= WHAT YOU WILL DO =
Copy every line that contains the string "name" from the entries below.

>> START TASK INPUT

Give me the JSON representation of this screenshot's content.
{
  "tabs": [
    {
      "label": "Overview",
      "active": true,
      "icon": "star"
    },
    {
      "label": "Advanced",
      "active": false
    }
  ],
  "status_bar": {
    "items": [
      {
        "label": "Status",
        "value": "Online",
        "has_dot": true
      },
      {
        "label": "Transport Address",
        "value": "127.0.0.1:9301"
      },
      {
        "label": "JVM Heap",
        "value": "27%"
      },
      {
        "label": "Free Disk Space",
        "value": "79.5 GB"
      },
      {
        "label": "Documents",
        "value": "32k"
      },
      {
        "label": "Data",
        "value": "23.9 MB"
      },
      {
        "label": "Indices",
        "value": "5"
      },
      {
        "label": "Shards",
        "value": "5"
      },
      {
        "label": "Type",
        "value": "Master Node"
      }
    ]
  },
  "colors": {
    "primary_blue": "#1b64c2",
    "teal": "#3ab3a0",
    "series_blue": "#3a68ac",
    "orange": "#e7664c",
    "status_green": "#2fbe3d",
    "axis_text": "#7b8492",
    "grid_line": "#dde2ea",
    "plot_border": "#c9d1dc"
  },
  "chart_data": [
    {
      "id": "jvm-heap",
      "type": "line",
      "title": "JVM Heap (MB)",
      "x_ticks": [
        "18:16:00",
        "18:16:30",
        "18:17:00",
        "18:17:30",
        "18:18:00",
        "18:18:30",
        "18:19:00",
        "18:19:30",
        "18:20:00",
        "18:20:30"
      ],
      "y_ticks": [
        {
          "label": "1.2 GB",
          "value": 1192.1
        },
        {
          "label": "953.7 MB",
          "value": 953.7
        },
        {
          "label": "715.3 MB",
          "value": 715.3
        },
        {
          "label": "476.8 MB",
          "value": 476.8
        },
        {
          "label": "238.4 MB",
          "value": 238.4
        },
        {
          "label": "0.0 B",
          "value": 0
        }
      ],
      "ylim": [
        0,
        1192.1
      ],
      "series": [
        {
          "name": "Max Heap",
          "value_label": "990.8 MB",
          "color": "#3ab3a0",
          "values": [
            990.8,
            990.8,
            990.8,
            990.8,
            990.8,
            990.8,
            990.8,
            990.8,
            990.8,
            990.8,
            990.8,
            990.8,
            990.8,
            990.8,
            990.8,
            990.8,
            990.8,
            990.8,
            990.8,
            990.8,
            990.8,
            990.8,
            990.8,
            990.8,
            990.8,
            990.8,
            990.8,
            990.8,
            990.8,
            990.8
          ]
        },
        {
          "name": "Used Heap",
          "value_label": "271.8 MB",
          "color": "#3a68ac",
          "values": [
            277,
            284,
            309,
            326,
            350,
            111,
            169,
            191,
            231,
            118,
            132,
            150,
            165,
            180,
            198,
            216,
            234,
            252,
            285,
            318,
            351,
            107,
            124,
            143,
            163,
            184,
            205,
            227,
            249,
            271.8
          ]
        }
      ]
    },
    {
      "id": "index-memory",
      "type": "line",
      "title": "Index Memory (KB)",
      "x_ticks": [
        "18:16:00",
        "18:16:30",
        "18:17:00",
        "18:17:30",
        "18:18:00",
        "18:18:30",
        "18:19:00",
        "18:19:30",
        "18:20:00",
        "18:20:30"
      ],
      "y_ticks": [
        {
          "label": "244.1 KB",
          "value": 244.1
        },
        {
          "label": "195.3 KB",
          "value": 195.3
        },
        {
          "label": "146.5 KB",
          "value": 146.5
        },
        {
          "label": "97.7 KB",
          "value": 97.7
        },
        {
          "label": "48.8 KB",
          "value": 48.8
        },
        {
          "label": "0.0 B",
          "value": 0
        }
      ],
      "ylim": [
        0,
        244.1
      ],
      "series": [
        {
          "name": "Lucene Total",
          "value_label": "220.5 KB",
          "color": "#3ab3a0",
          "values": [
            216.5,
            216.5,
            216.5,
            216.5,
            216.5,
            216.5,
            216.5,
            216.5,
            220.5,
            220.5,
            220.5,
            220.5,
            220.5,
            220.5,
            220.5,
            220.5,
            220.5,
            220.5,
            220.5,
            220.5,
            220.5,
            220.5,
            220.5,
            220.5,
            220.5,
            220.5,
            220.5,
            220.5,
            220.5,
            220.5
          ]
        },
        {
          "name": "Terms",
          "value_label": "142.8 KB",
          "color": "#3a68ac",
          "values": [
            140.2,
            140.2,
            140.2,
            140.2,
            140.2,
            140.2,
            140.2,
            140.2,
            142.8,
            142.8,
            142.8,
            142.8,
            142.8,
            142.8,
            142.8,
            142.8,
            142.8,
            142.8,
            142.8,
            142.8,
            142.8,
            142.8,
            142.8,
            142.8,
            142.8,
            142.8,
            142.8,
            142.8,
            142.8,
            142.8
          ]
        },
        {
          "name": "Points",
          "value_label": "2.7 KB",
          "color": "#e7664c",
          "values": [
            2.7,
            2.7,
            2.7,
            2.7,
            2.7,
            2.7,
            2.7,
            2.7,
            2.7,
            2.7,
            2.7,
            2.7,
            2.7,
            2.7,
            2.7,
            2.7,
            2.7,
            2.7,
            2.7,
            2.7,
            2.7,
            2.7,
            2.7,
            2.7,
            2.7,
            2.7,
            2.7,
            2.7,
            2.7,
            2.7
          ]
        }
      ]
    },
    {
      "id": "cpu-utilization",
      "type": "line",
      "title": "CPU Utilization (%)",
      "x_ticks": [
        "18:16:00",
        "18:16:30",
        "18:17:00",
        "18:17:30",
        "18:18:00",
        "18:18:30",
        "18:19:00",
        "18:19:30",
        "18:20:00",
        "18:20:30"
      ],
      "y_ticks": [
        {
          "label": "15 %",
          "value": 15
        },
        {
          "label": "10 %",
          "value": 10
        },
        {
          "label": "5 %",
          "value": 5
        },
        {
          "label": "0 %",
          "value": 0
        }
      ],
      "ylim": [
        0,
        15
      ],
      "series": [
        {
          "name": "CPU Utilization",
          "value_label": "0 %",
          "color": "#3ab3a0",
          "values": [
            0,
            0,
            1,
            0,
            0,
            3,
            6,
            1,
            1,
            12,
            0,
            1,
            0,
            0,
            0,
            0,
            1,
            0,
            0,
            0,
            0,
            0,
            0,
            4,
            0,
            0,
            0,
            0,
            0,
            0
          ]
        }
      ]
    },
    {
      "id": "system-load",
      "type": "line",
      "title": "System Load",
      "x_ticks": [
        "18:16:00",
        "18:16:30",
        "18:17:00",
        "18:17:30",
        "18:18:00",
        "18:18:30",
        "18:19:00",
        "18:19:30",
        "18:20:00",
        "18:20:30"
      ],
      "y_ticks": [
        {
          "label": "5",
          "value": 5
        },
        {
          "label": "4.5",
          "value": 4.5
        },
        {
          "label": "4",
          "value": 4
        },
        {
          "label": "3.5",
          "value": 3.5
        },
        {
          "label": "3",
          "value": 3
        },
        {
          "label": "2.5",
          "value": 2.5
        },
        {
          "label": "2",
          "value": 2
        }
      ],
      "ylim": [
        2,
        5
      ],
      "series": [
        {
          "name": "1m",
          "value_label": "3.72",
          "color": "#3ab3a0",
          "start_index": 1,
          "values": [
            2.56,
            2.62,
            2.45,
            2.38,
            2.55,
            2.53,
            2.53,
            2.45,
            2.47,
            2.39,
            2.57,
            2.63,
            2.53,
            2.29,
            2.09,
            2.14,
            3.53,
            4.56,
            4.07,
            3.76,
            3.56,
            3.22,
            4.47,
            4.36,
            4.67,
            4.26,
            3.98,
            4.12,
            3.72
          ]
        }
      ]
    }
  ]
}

>> END TASK INPUT

= EXERCISE RESPONSE =
          "name": "Max Heap",
          "name": "Used Heap",
          "name": "Lucene Total",
          "name": "Terms",
          "name": "Points",
          "name": "CPU Utilization",
          "name": "1m",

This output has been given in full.